INPUT
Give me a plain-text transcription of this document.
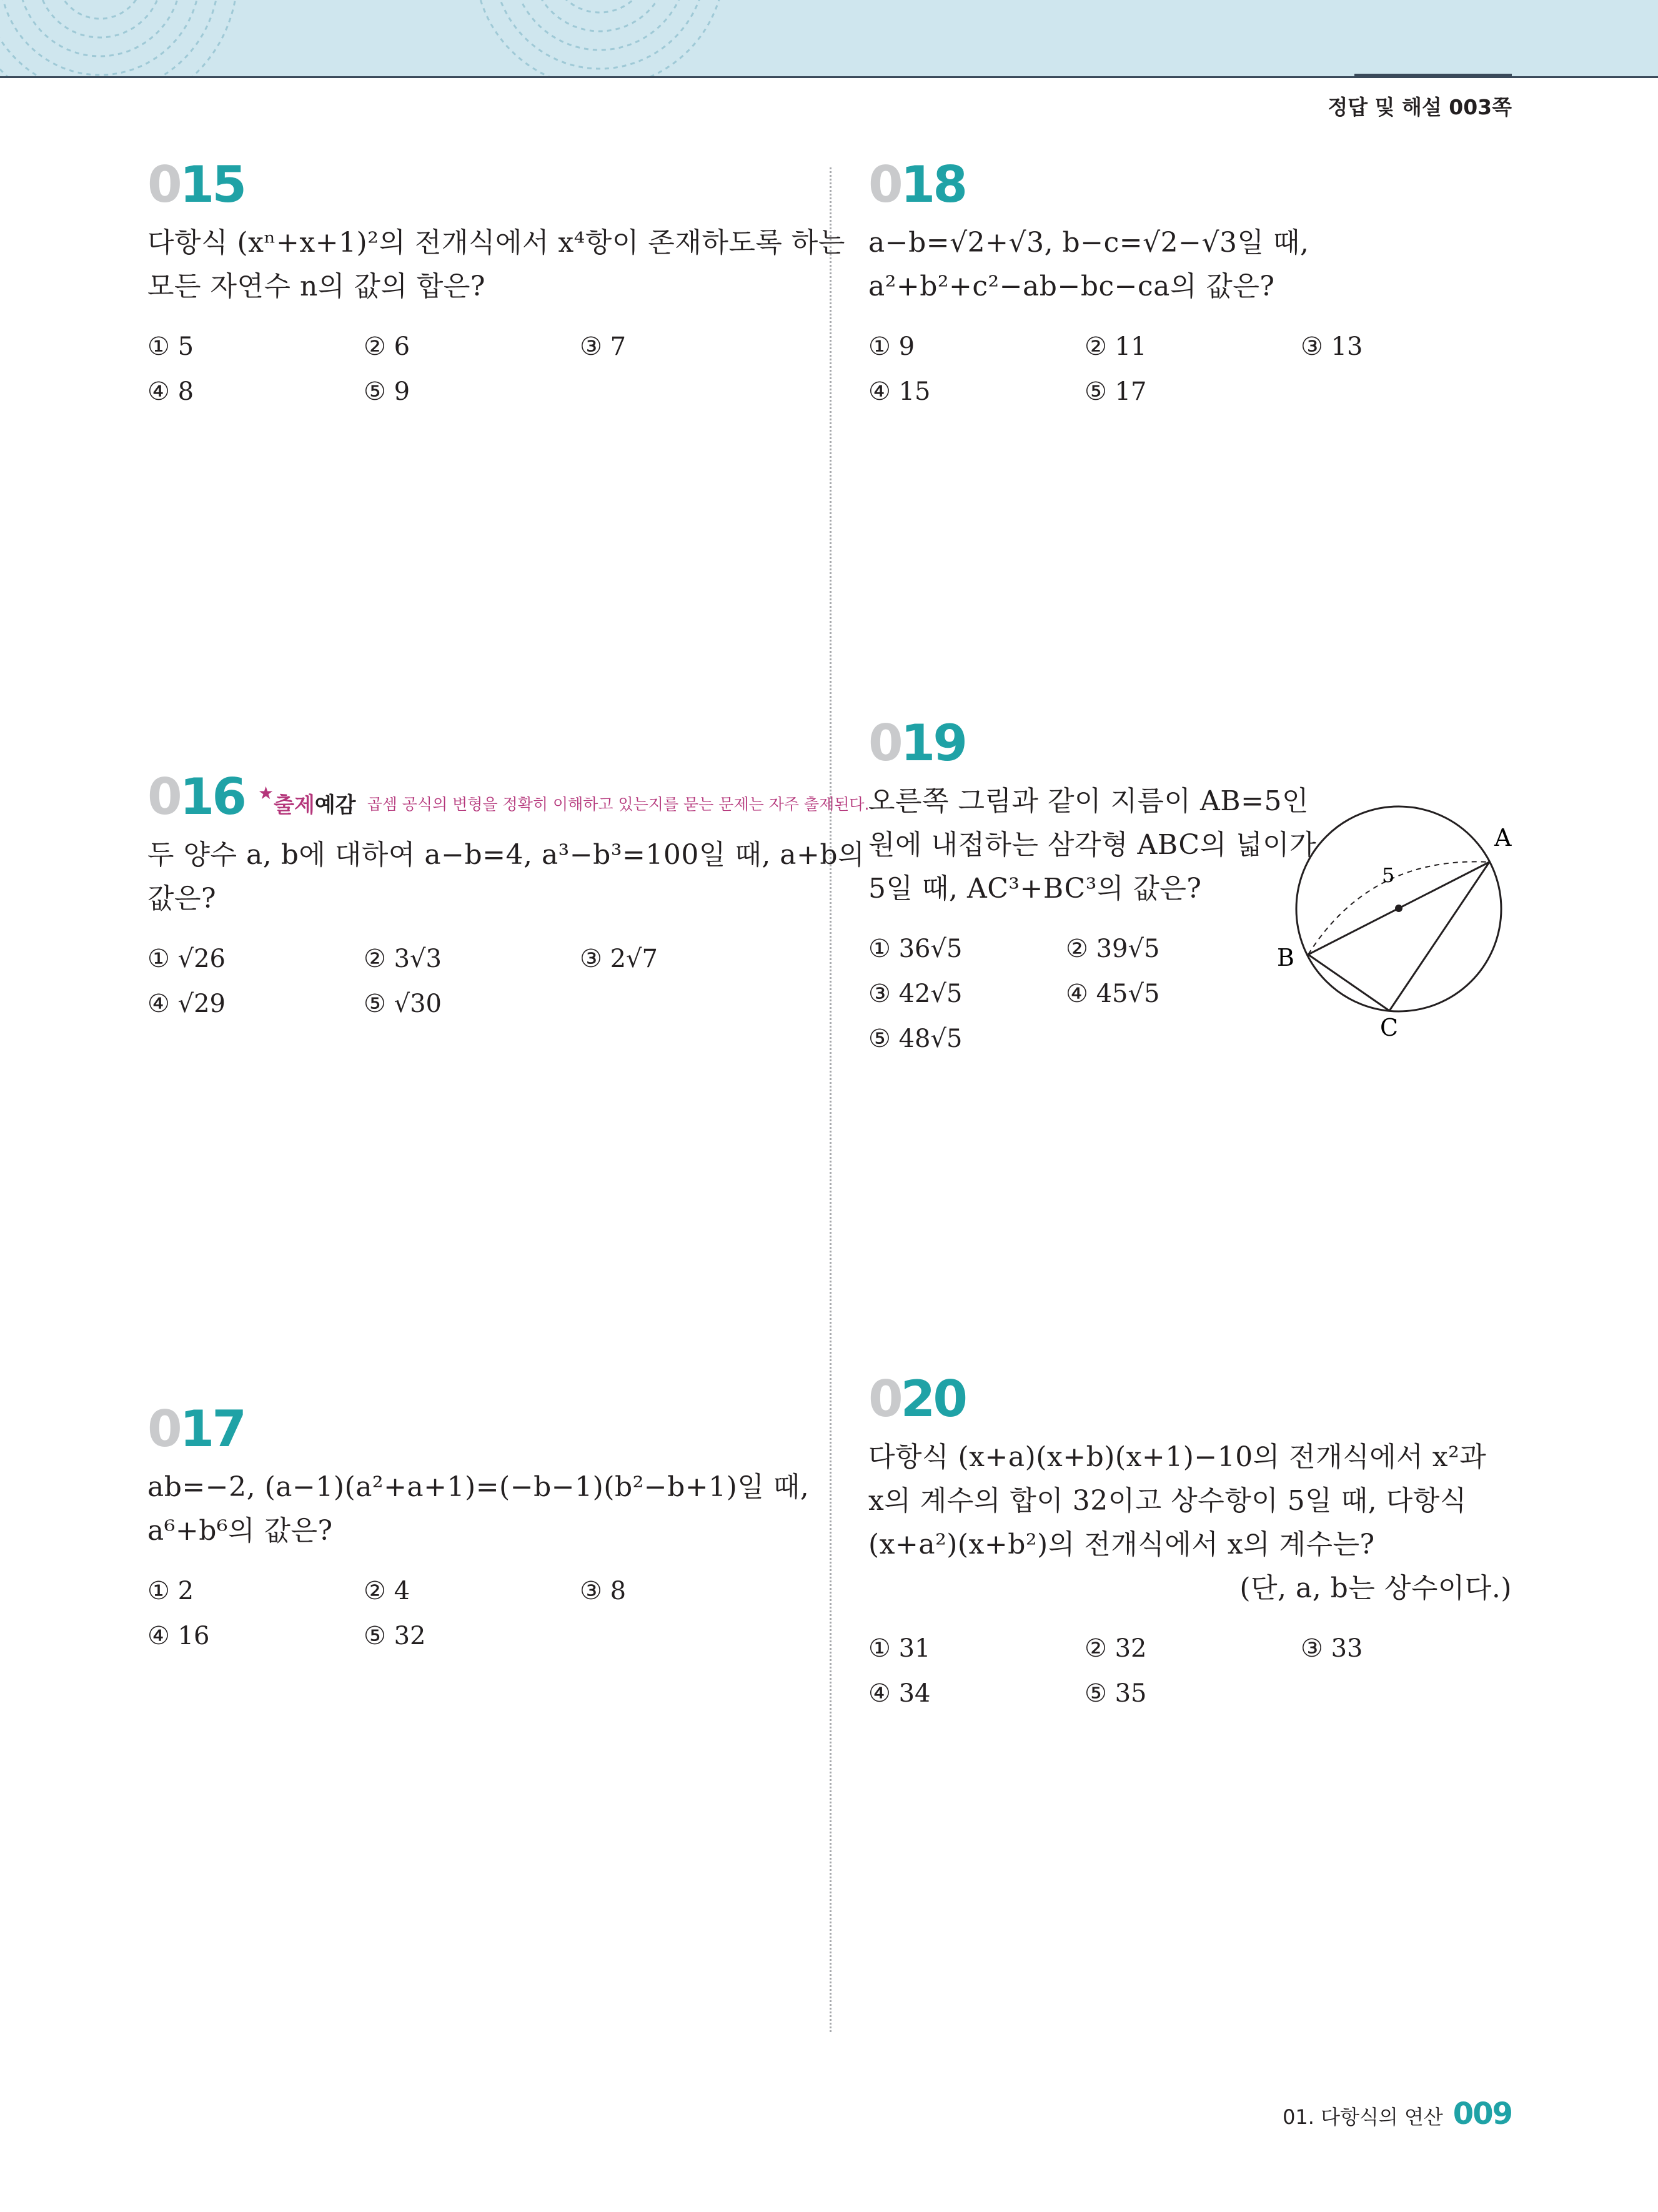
정답 및 해설 003쪽
015
다항식 (xⁿ+x+1)²의 전개식에서 x⁴항이 존재하도록 하는
모든 자연수 n의 값의 합은?
① 5	② 6	③ 7
④ 8	⑤ 9
016 ★ 출제 예감 곱셈 공식의 변형을 정확히 이해하고 있는지를 묻는 문제는 자주 출제된다.
두 양수 a, b에 대하여 a−b=4, a³−b³=100일 때, a+b의
값은?
① √26	② 3√3	③ 2√7
④ √29	⑤ √30
017
ab=−2, (a−1)(a²+a+1)=(−b−1)(b²−b+1)일 때,
a⁶+b⁶의 값은?
① 2	② 4	③ 8
④ 16	⑤ 32
018
a−b=√2+√3, b−c=√2−√3일 때,
a²+b²+c²−ab−bc−ca의 값은?
① 9	② 11	③ 13
④ 15	⑤ 17
019
오른쪽 그림과 같이 지름이 AB=5인
원에 내접하는 삼각형 ABC의 넓이가
5일 때, AC³+BC³의 값은?
① 36√5	② 39√5
③ 42√5	④ 45√5
⑤ 48√5
5
A
B
C
020
다항식 (x+a)(x+b)(x+1)−10의 전개식에서 x²과
x의 계수의 합이 32이고 상수항이 5일 때, 다항식
(x+a²)(x+b²)의 전개식에서 x의 계수는?
(단, a, b는 상수이다.)
① 31	② 32	③ 33
④ 34	⑤ 35
01. 다항식의 연산 009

AIM OF THE EXERCISE
Repeat the entries exactly. Pictures are excluded from the copy.

TASK SOLUTION
Give me a plain-text transcription of this document.
정답 및 해설 003쪽
015
다항식 (xⁿ+x+1)²의 전개식에서 x⁴항이 존재하도록 하는
모든 자연수 n의 값의 합은?
① 5	② 6	③ 7
④ 8	⑤ 9
016 ★ 출제 예감 곱셈 공식의 변형을 정확히 이해하고 있는지를 묻는 문제는 자주 출제된다.
두 양수 a, b에 대하여 a−b=4, a³−b³=100일 때, a+b의
값은?
① √26	② 3√3	③ 2√7
④ √29	⑤ √30
017
ab=−2, (a−1)(a²+a+1)=(−b−1)(b²−b+1)일 때,
a⁶+b⁶의 값은?
① 2	② 4	③ 8
④ 16	⑤ 32
018
a−b=√2+√3, b−c=√2−√3일 때,
a²+b²+c²−ab−bc−ca의 값은?
① 9	② 11	③ 13
④ 15	⑤ 17
019
오른쪽 그림과 같이 지름이 AB=5인
원에 내접하는 삼각형 ABC의 넓이가
5일 때, AC³+BC³의 값은?
① 36√5	② 39√5
③ 42√5	④ 45√5
⑤ 48√5
5
A
B
C
020
다항식 (x+a)(x+b)(x+1)−10의 전개식에서 x²과
x의 계수의 합이 32이고 상수항이 5일 때, 다항식
(x+a²)(x+b²)의 전개식에서 x의 계수는?
(단, a, b는 상수이다.)
① 31	② 32	③ 33
④ 34	⑤ 35
01. 다항식의 연산 009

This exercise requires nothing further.